### Exercise aim
Reproduce all lines of the listing below in which the word "Республики" occurs.

=== Exercise input ===

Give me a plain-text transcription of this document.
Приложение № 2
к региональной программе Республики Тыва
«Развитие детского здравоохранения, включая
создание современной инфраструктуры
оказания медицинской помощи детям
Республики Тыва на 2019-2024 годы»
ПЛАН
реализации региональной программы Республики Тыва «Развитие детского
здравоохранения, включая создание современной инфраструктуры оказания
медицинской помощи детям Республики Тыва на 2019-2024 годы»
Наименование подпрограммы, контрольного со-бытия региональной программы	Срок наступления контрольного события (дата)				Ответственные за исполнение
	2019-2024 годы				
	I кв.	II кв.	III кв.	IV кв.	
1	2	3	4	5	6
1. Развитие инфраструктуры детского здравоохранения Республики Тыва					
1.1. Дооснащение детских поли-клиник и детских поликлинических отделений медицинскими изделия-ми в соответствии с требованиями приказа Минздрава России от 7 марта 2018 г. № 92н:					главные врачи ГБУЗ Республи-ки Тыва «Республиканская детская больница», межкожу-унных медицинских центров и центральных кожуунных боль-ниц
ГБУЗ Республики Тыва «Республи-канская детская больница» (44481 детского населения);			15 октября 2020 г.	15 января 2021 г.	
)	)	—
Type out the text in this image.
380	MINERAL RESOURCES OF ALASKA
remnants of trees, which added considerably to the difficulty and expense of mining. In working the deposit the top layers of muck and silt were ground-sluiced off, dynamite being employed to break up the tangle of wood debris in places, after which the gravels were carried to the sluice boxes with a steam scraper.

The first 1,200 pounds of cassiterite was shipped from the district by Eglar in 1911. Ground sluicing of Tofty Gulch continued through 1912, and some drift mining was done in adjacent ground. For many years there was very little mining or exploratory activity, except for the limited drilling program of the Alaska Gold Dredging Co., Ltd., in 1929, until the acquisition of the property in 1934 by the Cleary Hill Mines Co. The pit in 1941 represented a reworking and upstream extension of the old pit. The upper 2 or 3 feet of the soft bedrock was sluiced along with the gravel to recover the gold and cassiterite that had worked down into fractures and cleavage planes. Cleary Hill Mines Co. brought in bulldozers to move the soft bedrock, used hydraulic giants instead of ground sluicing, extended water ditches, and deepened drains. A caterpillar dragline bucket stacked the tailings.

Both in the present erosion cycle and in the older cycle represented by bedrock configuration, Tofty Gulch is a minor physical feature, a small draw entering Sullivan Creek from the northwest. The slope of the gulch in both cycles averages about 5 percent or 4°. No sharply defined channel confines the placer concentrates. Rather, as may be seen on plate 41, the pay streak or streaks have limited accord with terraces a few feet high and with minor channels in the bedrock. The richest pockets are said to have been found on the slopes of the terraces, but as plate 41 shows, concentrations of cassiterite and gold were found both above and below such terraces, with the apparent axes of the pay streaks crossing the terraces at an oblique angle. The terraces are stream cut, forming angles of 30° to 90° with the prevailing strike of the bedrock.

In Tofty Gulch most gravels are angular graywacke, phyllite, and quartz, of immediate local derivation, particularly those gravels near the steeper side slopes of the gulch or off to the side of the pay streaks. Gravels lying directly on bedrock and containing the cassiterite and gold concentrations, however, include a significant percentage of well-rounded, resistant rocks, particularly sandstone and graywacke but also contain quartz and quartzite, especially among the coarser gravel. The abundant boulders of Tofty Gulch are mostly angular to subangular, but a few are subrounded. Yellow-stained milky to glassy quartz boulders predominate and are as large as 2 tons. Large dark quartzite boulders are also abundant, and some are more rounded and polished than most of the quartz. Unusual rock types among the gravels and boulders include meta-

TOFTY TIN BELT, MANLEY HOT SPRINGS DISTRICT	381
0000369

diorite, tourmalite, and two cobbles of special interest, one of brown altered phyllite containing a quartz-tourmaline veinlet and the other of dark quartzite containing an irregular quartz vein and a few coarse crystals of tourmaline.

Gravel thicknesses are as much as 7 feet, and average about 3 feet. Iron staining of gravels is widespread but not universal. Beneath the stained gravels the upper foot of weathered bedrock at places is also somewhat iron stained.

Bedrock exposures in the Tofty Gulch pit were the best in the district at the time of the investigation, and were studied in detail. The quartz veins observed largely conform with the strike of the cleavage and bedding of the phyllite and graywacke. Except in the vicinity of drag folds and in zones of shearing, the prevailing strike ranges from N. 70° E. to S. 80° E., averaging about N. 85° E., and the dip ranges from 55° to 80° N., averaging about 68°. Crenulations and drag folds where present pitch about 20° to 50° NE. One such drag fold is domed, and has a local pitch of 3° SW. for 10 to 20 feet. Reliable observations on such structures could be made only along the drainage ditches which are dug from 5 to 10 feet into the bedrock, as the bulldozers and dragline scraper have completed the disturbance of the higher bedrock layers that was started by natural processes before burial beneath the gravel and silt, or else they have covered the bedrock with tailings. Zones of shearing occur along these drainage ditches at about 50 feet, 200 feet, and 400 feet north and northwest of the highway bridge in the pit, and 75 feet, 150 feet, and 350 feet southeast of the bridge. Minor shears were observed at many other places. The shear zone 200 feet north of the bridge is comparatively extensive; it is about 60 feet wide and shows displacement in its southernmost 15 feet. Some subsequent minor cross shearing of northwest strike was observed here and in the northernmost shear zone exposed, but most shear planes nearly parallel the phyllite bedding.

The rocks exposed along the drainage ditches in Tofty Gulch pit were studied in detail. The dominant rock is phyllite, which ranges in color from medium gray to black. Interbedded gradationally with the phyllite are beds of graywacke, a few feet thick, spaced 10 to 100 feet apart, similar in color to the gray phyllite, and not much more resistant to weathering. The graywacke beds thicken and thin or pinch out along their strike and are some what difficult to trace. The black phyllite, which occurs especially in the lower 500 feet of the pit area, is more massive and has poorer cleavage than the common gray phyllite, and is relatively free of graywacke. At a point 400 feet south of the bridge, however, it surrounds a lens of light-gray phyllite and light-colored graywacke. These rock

===

### Task answer
к региональной программе Республики Тыва
Республики Тыва на 2019-2024 годы»
реализации региональной программы Республики Тыва «Развитие детского
медицинской помощи детям Республики Тыва на 2019-2024 годы»
1. Развитие инфраструктуры детского здравоохранения Республики Тыва					
ГБУЗ Республики Тыва «Республи-канская детская больница» (44481 детского населения);			15 октября 2020 г.	15 января 2021 г.	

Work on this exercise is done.